*EXERCISE TASK*.
Go through the material below and copy all lines with "total".

*INPUT FOR THIS TASK*.
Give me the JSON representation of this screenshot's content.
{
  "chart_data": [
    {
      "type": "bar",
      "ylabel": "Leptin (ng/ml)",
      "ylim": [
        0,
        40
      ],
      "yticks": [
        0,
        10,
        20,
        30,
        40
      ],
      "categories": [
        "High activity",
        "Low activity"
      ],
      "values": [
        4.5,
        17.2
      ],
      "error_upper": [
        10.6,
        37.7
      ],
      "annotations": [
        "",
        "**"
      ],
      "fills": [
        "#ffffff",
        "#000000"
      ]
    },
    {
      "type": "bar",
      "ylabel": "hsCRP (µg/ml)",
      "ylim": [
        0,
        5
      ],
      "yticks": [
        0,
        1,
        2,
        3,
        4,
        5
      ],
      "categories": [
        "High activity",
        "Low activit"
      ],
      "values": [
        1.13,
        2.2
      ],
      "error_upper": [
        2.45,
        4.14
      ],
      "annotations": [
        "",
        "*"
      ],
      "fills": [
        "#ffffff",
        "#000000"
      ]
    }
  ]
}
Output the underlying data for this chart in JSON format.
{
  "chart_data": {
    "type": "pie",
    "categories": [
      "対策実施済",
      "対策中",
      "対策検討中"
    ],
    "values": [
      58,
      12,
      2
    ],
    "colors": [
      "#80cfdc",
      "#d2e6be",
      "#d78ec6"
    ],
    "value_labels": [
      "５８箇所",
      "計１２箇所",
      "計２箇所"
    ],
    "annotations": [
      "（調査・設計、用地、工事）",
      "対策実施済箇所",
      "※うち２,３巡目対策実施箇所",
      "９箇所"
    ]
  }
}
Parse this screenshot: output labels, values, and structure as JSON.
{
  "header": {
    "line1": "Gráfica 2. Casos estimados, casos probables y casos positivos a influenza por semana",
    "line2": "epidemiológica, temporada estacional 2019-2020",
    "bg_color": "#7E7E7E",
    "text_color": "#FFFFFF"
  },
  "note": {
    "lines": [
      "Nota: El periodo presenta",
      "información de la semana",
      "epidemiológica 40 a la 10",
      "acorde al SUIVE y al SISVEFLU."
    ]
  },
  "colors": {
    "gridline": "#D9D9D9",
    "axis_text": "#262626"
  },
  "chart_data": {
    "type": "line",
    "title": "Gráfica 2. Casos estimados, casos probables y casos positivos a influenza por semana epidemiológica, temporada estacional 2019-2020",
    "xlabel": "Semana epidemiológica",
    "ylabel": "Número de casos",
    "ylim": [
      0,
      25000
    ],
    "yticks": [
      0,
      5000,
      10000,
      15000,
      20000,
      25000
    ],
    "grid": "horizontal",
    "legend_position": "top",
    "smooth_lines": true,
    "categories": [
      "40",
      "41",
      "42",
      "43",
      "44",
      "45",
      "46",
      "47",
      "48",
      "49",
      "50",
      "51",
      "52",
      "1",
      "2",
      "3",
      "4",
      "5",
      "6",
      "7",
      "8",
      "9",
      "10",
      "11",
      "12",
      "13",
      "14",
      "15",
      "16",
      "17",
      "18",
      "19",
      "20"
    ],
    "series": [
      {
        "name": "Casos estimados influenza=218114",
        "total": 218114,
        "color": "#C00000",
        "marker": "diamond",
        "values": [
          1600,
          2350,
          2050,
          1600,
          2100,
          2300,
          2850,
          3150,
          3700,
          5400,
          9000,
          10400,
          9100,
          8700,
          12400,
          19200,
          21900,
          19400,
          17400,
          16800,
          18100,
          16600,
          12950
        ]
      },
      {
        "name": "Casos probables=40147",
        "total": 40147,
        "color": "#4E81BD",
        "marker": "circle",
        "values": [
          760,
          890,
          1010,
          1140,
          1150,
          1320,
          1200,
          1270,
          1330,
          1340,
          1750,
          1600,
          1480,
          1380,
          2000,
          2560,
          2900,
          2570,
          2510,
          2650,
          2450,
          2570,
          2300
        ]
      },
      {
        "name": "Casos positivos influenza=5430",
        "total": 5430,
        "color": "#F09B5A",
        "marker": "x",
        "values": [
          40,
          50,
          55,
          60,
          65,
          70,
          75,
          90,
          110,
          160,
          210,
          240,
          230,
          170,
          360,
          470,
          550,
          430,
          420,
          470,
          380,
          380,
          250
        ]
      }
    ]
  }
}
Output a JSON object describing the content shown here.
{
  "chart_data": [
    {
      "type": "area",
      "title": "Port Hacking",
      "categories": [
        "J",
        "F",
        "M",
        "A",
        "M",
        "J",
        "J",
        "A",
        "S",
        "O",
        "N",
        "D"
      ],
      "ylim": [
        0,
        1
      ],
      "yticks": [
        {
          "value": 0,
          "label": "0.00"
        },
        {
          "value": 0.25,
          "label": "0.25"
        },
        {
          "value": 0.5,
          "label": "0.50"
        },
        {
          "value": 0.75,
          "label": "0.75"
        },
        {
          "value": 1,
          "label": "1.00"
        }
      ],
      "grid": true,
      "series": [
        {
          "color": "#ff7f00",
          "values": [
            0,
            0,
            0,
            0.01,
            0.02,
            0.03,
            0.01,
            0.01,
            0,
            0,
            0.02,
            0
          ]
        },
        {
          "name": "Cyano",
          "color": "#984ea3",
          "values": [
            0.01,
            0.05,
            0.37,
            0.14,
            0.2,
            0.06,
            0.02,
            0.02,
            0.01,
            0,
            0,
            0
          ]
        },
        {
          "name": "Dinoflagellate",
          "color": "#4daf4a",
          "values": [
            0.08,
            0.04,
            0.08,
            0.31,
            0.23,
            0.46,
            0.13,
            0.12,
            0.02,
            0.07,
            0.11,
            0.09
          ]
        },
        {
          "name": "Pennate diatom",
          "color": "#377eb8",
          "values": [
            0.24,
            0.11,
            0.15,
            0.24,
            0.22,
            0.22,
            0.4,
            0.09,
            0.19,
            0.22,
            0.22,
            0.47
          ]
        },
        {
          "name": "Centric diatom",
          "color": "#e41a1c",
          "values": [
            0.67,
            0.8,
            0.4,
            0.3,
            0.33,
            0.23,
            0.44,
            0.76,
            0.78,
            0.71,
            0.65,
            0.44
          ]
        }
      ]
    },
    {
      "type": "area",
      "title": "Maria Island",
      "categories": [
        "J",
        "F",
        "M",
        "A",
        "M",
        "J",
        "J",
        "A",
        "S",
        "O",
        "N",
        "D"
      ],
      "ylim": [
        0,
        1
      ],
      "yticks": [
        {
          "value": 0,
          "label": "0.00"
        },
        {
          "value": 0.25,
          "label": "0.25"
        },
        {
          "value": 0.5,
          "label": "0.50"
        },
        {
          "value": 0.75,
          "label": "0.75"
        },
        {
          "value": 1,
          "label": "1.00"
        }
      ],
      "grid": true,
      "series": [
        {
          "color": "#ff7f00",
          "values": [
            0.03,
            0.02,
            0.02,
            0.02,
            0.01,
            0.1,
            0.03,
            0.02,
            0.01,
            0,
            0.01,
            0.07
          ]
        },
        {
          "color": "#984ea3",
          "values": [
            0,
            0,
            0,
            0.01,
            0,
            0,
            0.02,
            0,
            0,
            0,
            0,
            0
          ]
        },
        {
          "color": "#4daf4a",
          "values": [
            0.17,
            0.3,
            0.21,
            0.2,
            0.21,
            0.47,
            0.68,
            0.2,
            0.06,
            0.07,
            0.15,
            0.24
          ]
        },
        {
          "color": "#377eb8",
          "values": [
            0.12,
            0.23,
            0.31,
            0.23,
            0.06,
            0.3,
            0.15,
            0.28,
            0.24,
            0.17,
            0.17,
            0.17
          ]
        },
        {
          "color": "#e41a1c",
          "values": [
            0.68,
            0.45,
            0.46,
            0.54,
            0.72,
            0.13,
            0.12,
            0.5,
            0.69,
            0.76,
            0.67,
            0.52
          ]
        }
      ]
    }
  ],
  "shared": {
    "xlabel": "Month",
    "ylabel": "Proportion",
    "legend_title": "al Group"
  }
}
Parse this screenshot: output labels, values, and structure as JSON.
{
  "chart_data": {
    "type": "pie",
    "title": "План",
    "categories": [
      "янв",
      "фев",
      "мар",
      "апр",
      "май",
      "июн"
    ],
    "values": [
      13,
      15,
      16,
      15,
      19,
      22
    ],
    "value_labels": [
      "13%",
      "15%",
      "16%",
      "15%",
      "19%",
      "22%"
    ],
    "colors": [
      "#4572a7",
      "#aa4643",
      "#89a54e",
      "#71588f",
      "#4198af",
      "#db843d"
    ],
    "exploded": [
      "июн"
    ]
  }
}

*RESULT*.
        "total": 218114,
        "total": 40147,
        "total": 5430,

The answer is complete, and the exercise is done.